▶ _Directions_:
Write out the records below word for word, please.

▶ _The input_:
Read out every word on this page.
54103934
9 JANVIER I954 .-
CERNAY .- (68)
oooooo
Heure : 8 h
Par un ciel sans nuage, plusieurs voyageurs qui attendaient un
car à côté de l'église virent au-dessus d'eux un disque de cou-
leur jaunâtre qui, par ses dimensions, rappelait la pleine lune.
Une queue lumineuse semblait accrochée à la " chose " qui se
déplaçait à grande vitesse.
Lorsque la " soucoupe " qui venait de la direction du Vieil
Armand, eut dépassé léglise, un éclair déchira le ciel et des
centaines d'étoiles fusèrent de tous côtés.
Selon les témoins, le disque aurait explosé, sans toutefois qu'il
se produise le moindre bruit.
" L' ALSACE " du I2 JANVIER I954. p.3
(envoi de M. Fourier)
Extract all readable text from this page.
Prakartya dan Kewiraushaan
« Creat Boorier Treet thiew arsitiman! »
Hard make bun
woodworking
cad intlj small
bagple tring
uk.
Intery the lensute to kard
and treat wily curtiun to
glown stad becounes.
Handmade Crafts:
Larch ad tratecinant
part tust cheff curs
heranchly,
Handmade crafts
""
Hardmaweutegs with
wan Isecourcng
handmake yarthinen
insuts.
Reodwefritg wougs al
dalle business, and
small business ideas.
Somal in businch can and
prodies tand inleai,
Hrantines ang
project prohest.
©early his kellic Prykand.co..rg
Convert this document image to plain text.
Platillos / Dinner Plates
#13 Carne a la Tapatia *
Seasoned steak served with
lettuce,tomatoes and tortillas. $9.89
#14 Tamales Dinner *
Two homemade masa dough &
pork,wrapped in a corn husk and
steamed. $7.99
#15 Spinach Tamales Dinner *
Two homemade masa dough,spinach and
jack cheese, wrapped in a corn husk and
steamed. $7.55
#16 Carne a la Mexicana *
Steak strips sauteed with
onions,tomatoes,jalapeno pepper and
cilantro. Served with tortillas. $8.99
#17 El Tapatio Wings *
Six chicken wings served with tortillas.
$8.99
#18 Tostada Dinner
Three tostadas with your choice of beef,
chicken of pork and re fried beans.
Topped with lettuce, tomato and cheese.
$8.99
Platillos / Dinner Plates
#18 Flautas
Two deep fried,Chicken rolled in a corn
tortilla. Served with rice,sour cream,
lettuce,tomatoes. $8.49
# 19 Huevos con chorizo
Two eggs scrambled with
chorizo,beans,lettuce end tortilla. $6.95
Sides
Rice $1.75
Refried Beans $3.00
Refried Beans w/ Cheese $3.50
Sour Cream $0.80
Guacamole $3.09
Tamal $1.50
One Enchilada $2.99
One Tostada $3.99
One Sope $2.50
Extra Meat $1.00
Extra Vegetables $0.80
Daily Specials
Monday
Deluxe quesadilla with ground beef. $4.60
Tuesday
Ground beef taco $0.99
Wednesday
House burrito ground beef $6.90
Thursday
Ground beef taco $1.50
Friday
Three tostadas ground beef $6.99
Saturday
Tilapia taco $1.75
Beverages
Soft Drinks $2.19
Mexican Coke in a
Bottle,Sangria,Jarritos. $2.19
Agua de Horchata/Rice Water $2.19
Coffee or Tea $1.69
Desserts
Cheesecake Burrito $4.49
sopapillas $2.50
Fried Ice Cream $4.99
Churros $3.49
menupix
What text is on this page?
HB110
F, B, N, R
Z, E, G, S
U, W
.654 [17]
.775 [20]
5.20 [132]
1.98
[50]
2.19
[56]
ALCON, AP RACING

▶ _Completed exercise_:
Read out every word on this page.
54103934
9 JANVIER I954 .-
CERNAY .- (68)
oooooo
Heure : 8 h
Par un ciel sans nuage, plusieurs voyageurs qui attendaient un
car à côté de l'église virent au-dessus d'eux un disque de cou-
leur jaunâtre qui, par ses dimensions, rappelait la pleine lune.
Une queue lumineuse semblait accrochée à la " chose " qui se
déplaçait à grande vitesse.
Lorsque la " soucoupe " qui venait de la direction du Vieil
Armand, eut dépassé léglise, un éclair déchira le ciel et des
centaines d'étoiles fusèrent de tous côtés.
Selon les témoins, le disque aurait explosé, sans toutefois qu'il
se produise le moindre bruit.
" L' ALSACE " du I2 JANVIER I954. p.3
(envoi de M. Fourier)
Extract all readable text from this page.
Prakartya dan Kewiraushaan
« Creat Boorier Treet thiew arsitiman! »
Hard make bun
woodworking
cad intlj small
bagple tring
uk.
Intery the lensute to kard
and treat wily curtiun to
glown stad becounes.
Handmade Crafts:
Larch ad tratecinant
part tust cheff curs
heranchly,
Handmade crafts
""
Hardmaweutegs with
wan Isecourcng
handmake yarthinen
insuts.
Reodwefritg wougs al
dalle business, and
small business ideas.
Somal in businch can and
prodies tand inleai,
Hrantines ang
project prohest.
©early his kellic Prykand.co..rg
Convert this document image to plain text.
Platillos / Dinner Plates
#13 Carne a la Tapatia *
Seasoned steak served with
lettuce,tomatoes and tortillas. $9.89
#14 Tamales Dinner *
Two homemade masa dough &
pork,wrapped in a corn husk and
steamed. $7.99
#15 Spinach Tamales Dinner *
Two homemade masa dough,spinach and
jack cheese, wrapped in a corn husk and
steamed. $7.55
#16 Carne a la Mexicana *
Steak strips sauteed with
onions,tomatoes,jalapeno pepper and
cilantro. Served with tortillas. $8.99
#17 El Tapatio Wings *
Six chicken wings served with tortillas.
$8.99
#18 Tostada Dinner
Three tostadas with your choice of beef,
chicken of pork and re fried beans.
Topped with lettuce, tomato and cheese.
$8.99
Platillos / Dinner Plates
#18 Flautas
Two deep fried,Chicken rolled in a corn
tortilla. Served with rice,sour cream,
lettuce,tomatoes. $8.49
# 19 Huevos con chorizo
Two eggs scrambled with
chorizo,beans,lettuce end tortilla. $6.95
Sides
Rice $1.75
Refried Beans $3.00
Refried Beans w/ Cheese $3.50
Sour Cream $0.80
Guacamole $3.09
Tamal $1.50
One Enchilada $2.99
One Tostada $3.99
One Sope $2.50
Extra Meat $1.00
Extra Vegetables $0.80
Daily Specials
Monday
Deluxe quesadilla with ground beef. $4.60
Tuesday
Ground beef taco $0.99
Wednesday
House burrito ground beef $6.90
Thursday
Ground beef taco $1.50
Friday
Three tostadas ground beef $6.99
Saturday
Tilapia taco $1.75
Beverages
Soft Drinks $2.19
Mexican Coke in a
Bottle,Sangria,Jarritos. $2.19
Agua de Horchata/Rice Water $2.19
Coffee or Tea $1.69
Desserts
Cheesecake Burrito $4.49
sopapillas $2.50
Fried Ice Cream $4.99
Churros $3.49
menupix
What text is on this page?
HB110
F, B, N, R
Z, E, G, S
U, W
.654 [17]
.775 [20]
5.20 [132]
1.98
[50]
2.19
[56]
ALCON, AP RACING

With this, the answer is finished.